** Short problem **
Which lines below hold the word "this"? Copy all of them.

** Input records **
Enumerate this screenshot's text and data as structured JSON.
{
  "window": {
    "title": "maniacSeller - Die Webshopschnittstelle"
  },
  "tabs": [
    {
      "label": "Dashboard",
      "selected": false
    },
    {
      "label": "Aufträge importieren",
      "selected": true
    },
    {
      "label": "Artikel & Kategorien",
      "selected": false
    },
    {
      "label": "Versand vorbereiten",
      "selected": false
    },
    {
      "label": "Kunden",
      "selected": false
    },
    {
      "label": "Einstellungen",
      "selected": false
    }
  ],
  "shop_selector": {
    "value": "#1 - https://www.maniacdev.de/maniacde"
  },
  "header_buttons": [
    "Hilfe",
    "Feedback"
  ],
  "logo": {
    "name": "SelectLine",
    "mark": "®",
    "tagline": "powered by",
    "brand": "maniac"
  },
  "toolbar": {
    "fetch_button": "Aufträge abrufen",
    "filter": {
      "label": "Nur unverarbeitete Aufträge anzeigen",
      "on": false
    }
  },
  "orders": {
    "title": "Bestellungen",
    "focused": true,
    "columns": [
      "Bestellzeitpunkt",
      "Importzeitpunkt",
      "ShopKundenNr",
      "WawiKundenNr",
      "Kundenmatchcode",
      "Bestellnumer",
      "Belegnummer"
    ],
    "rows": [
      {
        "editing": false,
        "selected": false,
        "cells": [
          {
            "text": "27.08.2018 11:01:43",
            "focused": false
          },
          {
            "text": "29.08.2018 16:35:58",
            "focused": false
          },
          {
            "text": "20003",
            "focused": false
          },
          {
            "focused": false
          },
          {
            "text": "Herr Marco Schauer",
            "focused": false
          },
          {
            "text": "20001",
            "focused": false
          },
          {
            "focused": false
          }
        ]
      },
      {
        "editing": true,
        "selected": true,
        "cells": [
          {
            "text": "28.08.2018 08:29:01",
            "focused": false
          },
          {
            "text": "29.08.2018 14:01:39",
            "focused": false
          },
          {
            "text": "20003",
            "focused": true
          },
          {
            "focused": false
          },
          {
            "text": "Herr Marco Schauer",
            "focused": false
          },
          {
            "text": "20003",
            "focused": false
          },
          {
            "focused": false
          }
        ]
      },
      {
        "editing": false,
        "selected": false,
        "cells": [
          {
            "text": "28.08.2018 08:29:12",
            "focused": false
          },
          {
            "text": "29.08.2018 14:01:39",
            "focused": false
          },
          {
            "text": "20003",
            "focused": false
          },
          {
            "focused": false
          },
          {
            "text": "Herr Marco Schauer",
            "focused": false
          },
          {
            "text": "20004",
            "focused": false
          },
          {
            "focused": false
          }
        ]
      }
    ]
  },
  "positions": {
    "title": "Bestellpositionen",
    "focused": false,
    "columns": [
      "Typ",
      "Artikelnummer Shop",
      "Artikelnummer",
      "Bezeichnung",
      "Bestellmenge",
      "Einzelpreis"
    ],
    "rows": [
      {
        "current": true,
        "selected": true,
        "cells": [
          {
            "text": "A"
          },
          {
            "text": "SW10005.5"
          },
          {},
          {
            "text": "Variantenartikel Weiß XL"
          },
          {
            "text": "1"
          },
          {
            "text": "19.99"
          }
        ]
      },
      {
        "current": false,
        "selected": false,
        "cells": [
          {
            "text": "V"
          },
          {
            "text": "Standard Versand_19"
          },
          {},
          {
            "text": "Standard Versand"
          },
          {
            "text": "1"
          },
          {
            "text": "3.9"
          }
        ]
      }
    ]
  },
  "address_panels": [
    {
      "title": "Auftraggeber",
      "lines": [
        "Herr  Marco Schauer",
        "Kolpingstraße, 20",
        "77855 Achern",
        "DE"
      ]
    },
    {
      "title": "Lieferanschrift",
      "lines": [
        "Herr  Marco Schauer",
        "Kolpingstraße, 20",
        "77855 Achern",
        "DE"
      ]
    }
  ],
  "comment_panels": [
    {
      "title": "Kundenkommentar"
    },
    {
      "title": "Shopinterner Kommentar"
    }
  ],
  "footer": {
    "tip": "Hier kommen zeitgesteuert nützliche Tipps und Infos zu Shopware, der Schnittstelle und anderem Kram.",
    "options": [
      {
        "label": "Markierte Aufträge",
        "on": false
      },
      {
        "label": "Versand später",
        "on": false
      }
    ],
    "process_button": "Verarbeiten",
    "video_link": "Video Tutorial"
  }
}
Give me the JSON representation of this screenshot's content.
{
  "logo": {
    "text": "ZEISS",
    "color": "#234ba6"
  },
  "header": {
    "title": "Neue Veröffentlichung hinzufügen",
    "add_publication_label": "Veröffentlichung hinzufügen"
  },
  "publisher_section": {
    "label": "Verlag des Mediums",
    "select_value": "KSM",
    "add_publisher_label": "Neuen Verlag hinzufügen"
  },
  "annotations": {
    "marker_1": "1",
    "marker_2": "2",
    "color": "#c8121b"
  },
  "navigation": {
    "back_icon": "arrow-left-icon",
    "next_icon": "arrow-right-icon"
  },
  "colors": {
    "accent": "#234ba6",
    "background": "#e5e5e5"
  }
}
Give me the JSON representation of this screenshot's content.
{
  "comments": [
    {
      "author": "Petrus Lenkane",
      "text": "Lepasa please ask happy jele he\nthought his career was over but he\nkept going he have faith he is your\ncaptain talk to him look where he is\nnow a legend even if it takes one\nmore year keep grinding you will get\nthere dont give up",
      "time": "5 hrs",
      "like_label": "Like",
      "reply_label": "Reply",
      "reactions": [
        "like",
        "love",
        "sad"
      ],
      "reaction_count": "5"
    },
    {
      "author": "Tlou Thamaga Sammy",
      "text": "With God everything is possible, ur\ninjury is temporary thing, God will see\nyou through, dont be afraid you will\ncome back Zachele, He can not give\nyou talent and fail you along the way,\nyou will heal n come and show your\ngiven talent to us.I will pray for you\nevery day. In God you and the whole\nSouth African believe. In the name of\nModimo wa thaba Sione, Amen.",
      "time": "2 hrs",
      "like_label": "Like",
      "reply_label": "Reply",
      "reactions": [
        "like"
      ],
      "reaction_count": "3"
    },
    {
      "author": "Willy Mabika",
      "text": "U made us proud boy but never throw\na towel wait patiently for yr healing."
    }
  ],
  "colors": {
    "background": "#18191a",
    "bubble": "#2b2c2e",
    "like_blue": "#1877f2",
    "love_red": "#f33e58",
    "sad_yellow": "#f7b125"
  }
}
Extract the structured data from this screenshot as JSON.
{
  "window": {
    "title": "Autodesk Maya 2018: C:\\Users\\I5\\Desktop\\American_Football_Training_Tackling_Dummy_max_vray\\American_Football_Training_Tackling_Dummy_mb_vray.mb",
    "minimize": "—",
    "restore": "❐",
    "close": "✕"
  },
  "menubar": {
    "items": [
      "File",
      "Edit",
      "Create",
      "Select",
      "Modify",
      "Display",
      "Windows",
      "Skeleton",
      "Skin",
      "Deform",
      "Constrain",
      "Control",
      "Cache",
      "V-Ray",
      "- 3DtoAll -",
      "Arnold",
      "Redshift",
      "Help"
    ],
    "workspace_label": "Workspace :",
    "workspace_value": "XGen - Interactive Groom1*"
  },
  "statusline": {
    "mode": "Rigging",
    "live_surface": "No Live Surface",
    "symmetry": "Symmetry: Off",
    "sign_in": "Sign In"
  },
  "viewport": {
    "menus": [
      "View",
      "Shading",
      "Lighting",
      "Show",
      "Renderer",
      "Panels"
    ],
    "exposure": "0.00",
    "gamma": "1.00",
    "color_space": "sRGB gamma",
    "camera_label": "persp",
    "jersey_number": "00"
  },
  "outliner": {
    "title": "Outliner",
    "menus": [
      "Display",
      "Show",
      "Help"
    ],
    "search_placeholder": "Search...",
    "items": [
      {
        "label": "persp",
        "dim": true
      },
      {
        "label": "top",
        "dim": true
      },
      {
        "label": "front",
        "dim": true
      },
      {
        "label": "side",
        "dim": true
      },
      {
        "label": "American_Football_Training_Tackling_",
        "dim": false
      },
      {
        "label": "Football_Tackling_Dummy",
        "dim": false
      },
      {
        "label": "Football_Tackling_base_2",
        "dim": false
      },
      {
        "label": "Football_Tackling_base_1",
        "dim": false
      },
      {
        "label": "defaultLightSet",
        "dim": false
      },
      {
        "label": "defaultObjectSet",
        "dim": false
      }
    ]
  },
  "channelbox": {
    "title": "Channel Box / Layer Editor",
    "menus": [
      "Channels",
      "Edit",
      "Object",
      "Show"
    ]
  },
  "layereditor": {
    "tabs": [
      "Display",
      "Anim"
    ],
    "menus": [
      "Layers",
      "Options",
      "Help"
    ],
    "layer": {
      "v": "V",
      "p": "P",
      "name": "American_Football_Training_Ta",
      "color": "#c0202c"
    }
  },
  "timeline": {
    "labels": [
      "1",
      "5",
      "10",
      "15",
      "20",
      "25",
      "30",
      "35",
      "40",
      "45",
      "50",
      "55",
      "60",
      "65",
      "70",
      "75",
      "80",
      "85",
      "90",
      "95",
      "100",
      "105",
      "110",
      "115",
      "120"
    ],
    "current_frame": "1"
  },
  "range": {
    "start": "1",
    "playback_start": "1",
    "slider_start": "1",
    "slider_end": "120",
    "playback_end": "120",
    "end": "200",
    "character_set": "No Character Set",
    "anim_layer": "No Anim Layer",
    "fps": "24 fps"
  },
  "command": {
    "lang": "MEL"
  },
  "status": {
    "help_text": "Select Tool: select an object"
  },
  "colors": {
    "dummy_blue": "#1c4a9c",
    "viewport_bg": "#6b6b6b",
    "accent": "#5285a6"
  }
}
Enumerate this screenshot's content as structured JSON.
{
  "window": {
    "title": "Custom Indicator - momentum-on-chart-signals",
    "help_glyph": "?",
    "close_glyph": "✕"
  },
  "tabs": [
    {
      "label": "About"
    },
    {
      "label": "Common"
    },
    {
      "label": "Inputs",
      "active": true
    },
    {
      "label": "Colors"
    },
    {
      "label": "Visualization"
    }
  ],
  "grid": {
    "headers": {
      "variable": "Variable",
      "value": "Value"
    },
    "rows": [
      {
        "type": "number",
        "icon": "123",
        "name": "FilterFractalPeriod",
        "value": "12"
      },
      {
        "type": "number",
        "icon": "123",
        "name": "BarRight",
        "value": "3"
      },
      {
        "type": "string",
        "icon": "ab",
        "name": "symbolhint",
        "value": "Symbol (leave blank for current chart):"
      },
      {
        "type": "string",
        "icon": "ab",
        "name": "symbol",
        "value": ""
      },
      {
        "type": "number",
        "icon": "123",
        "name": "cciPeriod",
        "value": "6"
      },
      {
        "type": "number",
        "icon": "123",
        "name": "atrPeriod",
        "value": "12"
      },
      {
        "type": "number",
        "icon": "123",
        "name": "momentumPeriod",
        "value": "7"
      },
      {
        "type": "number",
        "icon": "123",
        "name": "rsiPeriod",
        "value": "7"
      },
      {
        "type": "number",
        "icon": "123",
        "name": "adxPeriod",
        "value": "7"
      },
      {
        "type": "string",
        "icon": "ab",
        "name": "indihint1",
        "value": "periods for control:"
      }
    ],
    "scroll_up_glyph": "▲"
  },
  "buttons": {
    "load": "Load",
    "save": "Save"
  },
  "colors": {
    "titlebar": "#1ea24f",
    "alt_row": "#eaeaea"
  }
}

** Written response **
Enumerate this screenshot's text and data as structured JSON.
Give me the JSON representation of this screenshot's content.
Give me the JSON representation of this screenshot's content.
Extract the structured data from this screenshot as JSON.
Enumerate this screenshot's content as structured JSON.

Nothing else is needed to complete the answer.